* Set task a: Write out the lines of the records that begin with the line containing "Localize each UI" and end with the line containing "card-call-time: 可用通话时长 0", including both of those lines.

* Article:
>> START

Nurcahyo Utomo, aviation head at the National Transport Safety Committee, said it was "too early to conclude" whether the anti-stall system had contributed to the crash.
He added that the plane experienced similar problems during its previous flight from Denpasar in Bali to Jakarta.
"In our opinion, the plane was no longer airworthy and it should not have continued," he said. The committee's report itself, though, does not spell out that conclusion.
The report said that Lion Air's safety culture should be improved and the airline should ensure the operations manual is followed "in order to improve the safety culture".
It also says the carrier must ensure "all operations documents are properly filled and documented".
What does Boeing say?
In a statement, plane manufacturer Boeing said that it was "deeply saddened" by the loss of the Lion Air flight.
"As our customers and their passengers continue to fly the 737 Max to hundreds of destinations around the world every day, they have our assurance that the 737 Max is as safe as any airplane that has ever flown in the skies."
Boeing said that "the appropriate procedure to address unintended horizontal stabiliser movement" was contained in the relevant flight manuals.
It said that the preliminary report showed that the correct procedures to counter the plane's nose being pushed down were carried out during the Denpasar flight the day before the crash.
However, it was not clear if they procedures were followed during the 29 October flight that crashed, Boeing added.
In an interview with the BBC, KNKT aviation head Nurcahyo Utomo appeared to dispute Boeing's account about the flight manuals.
"We haven't found the information in the manual relevant to the new feature to the 737- MAX, related to the feature for the stall prevention system," he said.
Some pilots have also complained that they were not given all the relevant information about the differences between the latest anti-stall system, and older models, US media report.
How did the 29 October crash unfold?
The plane was making a one-hour journey to the western city of Pangkal Pinang when it went down.
The jet crashed following a request from the pilot for permission to turn back to the airport minutes after taking off from Jakarta.
Investigators had previously revealed that the plane, on previous flights, had experienced technical problems related to airspeed and altitude readings.

>> END

* Set task b: Reproduce the part of the Lion Air crash article that opens with the words containing "Nurcahyo Utomo, aviation" and closes with "Lion Air flight.", switching "anti-stall system" to "stall-prevention system" each time it occurs.

* Recorded information:
>> START

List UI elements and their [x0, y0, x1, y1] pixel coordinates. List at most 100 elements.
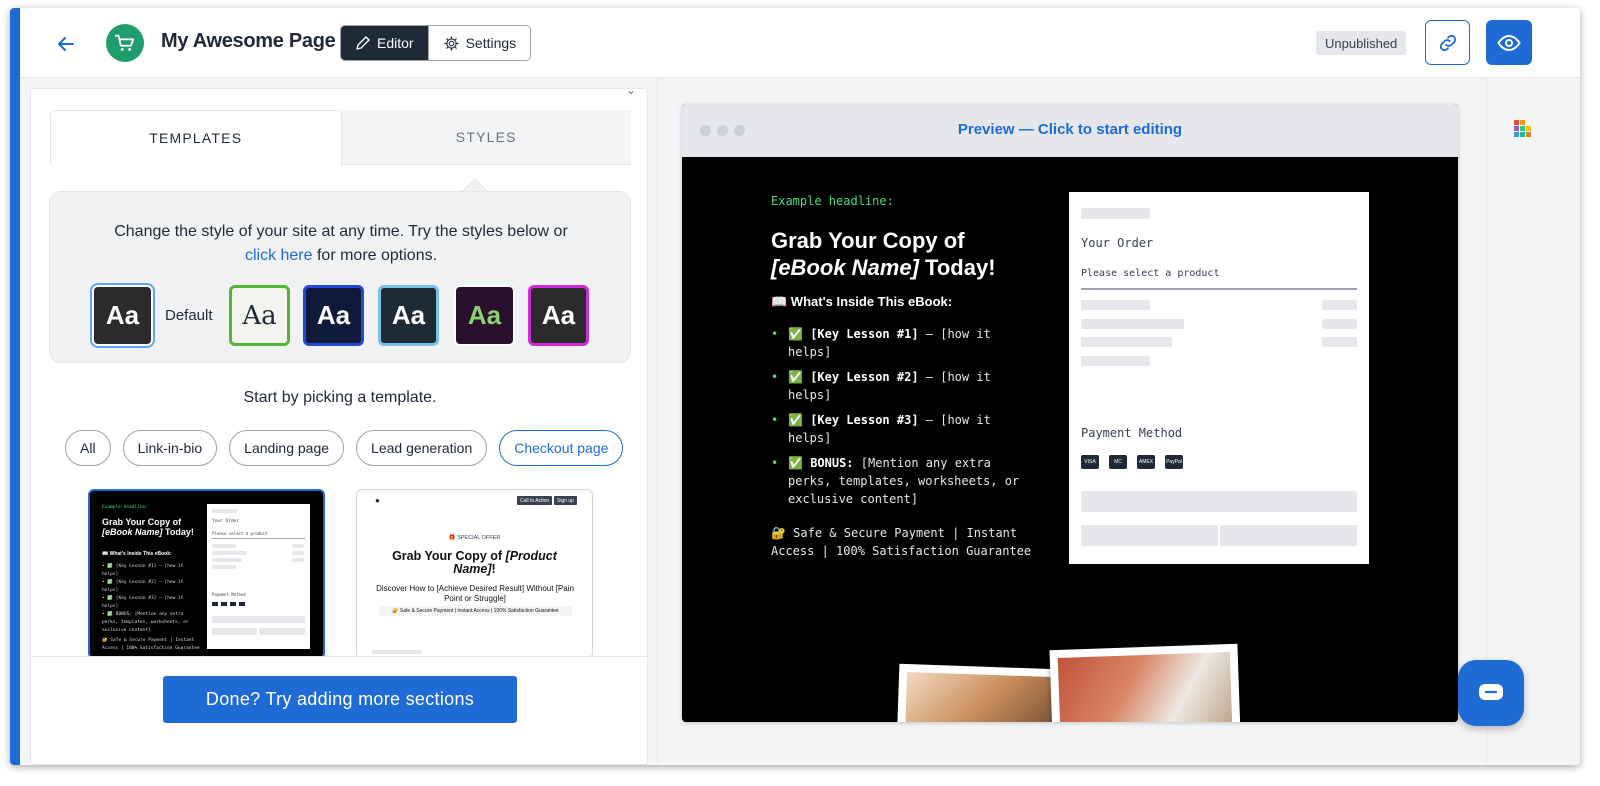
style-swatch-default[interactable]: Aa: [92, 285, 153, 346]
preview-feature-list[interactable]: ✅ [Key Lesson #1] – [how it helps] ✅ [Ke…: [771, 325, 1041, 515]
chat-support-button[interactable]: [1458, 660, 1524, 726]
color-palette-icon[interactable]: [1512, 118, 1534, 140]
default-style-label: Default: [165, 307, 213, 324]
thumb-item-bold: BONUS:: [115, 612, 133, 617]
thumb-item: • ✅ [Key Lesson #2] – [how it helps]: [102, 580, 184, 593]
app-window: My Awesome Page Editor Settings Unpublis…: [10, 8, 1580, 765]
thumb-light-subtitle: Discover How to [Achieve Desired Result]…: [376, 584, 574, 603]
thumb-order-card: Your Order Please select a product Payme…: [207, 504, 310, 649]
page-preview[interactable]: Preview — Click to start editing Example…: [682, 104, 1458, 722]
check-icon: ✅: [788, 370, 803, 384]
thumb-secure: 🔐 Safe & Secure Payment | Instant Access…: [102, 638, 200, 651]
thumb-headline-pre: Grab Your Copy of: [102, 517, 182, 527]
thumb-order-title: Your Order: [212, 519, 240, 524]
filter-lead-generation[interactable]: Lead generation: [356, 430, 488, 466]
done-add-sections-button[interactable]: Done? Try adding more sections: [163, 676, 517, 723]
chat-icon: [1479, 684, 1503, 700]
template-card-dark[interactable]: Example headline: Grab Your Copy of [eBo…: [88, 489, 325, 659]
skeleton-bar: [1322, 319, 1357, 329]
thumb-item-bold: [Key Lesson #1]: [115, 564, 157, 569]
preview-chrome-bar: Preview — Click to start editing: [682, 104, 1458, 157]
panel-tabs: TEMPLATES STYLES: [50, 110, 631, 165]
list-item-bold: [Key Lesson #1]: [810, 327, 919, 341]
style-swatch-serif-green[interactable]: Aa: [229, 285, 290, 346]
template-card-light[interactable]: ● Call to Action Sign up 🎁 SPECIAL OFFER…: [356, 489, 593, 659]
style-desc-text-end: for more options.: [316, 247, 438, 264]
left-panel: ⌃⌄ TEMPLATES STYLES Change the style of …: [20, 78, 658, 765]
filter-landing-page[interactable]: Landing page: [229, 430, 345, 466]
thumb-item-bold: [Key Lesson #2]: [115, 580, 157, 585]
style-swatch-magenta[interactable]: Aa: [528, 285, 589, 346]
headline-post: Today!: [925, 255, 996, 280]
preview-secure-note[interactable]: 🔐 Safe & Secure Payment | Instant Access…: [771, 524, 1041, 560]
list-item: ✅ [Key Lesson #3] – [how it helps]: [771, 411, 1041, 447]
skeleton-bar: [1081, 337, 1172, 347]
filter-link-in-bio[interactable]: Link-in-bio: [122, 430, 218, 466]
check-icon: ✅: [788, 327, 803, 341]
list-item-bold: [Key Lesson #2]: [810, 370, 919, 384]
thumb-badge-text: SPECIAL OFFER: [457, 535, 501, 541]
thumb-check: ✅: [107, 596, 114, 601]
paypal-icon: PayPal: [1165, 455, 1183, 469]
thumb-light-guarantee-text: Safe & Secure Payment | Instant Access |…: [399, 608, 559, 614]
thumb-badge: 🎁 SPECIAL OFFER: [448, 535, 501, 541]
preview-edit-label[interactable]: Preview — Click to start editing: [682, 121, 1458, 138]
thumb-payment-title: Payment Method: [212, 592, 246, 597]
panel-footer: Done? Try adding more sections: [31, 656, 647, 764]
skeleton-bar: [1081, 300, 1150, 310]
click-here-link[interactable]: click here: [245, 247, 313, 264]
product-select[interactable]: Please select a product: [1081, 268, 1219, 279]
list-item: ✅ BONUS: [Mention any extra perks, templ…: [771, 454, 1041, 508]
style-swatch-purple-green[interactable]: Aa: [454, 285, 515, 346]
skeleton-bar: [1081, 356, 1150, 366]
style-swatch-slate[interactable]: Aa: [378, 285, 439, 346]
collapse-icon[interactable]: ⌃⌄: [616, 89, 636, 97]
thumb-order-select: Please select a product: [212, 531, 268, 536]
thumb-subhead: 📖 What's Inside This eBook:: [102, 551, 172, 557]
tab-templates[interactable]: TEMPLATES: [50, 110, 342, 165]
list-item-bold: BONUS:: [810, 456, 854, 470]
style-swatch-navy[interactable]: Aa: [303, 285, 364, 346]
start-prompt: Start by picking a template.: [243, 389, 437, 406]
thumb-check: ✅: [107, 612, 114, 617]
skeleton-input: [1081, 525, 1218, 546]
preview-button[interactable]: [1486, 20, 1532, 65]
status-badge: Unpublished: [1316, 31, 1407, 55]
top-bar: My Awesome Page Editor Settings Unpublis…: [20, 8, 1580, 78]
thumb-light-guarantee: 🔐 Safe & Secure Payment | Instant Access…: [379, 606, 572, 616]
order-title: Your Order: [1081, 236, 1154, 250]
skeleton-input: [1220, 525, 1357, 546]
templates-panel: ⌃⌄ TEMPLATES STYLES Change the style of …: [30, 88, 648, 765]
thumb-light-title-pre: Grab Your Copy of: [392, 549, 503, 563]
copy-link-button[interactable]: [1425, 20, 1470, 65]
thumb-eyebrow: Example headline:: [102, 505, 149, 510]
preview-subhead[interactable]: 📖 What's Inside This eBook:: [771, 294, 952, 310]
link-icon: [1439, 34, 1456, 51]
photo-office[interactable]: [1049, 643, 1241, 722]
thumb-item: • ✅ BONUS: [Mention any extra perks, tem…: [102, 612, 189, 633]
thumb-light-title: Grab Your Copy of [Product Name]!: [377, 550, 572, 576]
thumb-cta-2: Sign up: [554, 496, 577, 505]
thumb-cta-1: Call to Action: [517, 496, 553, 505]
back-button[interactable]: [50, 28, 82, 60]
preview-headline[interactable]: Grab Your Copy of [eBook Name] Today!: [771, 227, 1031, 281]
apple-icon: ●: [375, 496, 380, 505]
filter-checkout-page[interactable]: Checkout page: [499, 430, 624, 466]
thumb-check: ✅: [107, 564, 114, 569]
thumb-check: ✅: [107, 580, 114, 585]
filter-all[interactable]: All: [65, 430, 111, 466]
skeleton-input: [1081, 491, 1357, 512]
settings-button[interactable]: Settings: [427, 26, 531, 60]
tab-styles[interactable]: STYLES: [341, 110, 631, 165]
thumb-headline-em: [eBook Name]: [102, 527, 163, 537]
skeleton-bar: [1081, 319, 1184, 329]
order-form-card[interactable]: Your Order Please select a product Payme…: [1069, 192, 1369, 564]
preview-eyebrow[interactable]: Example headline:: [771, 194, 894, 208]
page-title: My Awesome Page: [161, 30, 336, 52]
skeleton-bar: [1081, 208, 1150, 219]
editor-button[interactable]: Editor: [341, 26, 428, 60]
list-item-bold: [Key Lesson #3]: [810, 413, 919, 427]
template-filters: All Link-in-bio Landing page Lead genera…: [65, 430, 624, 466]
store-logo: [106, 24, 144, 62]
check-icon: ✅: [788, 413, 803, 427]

>> END
>> START

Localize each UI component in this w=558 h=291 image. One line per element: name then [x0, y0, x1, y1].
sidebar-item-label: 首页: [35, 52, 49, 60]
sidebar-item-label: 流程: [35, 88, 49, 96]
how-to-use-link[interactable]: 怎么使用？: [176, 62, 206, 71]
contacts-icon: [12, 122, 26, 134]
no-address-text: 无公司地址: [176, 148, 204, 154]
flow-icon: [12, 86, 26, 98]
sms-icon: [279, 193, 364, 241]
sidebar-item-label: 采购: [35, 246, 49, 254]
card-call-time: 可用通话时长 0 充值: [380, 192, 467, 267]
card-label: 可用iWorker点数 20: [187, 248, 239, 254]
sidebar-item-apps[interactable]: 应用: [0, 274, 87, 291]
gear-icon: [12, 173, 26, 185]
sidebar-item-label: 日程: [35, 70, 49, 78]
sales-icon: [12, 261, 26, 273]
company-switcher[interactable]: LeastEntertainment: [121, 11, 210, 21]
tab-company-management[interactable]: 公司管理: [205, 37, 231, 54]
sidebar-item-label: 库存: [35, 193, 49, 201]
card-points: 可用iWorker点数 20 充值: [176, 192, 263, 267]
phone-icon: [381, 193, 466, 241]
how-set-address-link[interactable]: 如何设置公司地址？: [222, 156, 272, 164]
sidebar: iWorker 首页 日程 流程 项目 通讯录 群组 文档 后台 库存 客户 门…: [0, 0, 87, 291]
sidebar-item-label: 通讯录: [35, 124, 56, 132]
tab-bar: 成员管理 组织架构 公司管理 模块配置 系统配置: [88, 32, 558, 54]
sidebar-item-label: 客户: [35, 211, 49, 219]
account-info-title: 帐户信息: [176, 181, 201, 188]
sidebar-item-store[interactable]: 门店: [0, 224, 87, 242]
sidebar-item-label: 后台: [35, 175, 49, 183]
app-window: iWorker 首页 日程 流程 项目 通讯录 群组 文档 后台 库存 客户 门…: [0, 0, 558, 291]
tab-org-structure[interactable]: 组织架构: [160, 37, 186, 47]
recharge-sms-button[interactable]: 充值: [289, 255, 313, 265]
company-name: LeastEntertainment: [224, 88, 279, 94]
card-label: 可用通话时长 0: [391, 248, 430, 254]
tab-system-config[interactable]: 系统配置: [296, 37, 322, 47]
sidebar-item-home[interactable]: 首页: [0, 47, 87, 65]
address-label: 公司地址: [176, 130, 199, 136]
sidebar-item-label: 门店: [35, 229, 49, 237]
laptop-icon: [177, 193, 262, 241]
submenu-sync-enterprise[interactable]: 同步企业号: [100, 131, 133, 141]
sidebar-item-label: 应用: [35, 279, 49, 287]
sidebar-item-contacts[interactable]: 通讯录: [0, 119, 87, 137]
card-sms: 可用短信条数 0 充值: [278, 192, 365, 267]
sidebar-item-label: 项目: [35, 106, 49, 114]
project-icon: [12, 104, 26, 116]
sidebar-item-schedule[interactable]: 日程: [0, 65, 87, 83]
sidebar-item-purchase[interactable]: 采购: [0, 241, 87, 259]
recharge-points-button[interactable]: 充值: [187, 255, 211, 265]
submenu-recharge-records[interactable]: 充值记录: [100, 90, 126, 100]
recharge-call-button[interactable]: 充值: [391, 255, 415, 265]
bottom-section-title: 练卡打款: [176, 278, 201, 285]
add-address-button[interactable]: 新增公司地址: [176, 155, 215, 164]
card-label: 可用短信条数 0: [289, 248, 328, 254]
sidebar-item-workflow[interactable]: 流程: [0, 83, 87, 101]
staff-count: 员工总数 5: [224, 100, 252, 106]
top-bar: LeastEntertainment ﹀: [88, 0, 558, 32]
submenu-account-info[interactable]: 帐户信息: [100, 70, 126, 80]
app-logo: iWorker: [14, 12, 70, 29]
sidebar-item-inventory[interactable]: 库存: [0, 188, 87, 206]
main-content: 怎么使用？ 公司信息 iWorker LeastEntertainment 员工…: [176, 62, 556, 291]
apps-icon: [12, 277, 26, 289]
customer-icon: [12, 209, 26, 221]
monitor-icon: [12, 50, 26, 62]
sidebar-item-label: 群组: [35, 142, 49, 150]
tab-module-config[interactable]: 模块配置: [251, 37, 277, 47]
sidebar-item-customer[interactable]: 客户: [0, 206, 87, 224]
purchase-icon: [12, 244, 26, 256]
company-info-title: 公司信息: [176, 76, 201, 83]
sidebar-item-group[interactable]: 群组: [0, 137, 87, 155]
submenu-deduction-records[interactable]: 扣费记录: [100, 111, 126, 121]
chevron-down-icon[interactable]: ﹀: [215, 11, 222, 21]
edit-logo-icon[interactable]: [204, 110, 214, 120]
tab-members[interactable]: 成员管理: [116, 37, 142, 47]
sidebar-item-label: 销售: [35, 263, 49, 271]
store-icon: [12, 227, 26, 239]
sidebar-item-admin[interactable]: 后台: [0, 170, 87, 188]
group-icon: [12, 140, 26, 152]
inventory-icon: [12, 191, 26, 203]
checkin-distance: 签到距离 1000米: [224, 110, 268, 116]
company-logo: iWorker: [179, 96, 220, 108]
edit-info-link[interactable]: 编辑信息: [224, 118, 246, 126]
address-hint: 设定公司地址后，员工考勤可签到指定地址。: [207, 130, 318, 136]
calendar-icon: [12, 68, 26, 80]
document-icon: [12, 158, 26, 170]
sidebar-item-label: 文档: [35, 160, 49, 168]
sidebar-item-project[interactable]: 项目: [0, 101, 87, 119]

>> END

* Exercise answer a:
Localize each UI component in this w=558 h=291 image. One line per element: name then [x0, y0, x1, y1].
sidebar-item-label: 首页: [35, 52, 49, 60]
sidebar-item-label: 流程: [35, 88, 49, 96]
how-to-use-link[interactable]: 怎么使用？: [176, 62, 206, 71]
contacts-icon: [12, 122, 26, 134]
no-address-text: 无公司地址: [176, 148, 204, 154]
flow-icon: [12, 86, 26, 98]
sms-icon: [279, 193, 364, 241]
sidebar-item-label: 采购: [35, 246, 49, 254]
card-call-time: 可用通话时长 0 充值: [380, 192, 467, 267]

* Exercise answer b:
Nurcahyo Utomo, aviation head at the National Transport Safety Committee, said it was "too early to conclude" whether the stall-prevention system had contributed to the crash.
He added that the plane experienced similar problems during its previous flight from Denpasar in Bali to Jakarta.
"In our opinion, the plane was no longer airworthy and it should not have continued," he said. The committee's report itself, though, does not spell out that conclusion.
The report said that Lion Air's safety culture should be improved and the airline should ensure the operations manual is followed "in order to improve the safety culture".
It also says the carrier must ensure "all operations documents are properly filled and documented".
What does Boeing say?
In a statement, plane manufacturer Boeing said that it was "deeply saddened" by the loss of the Lion Air flight.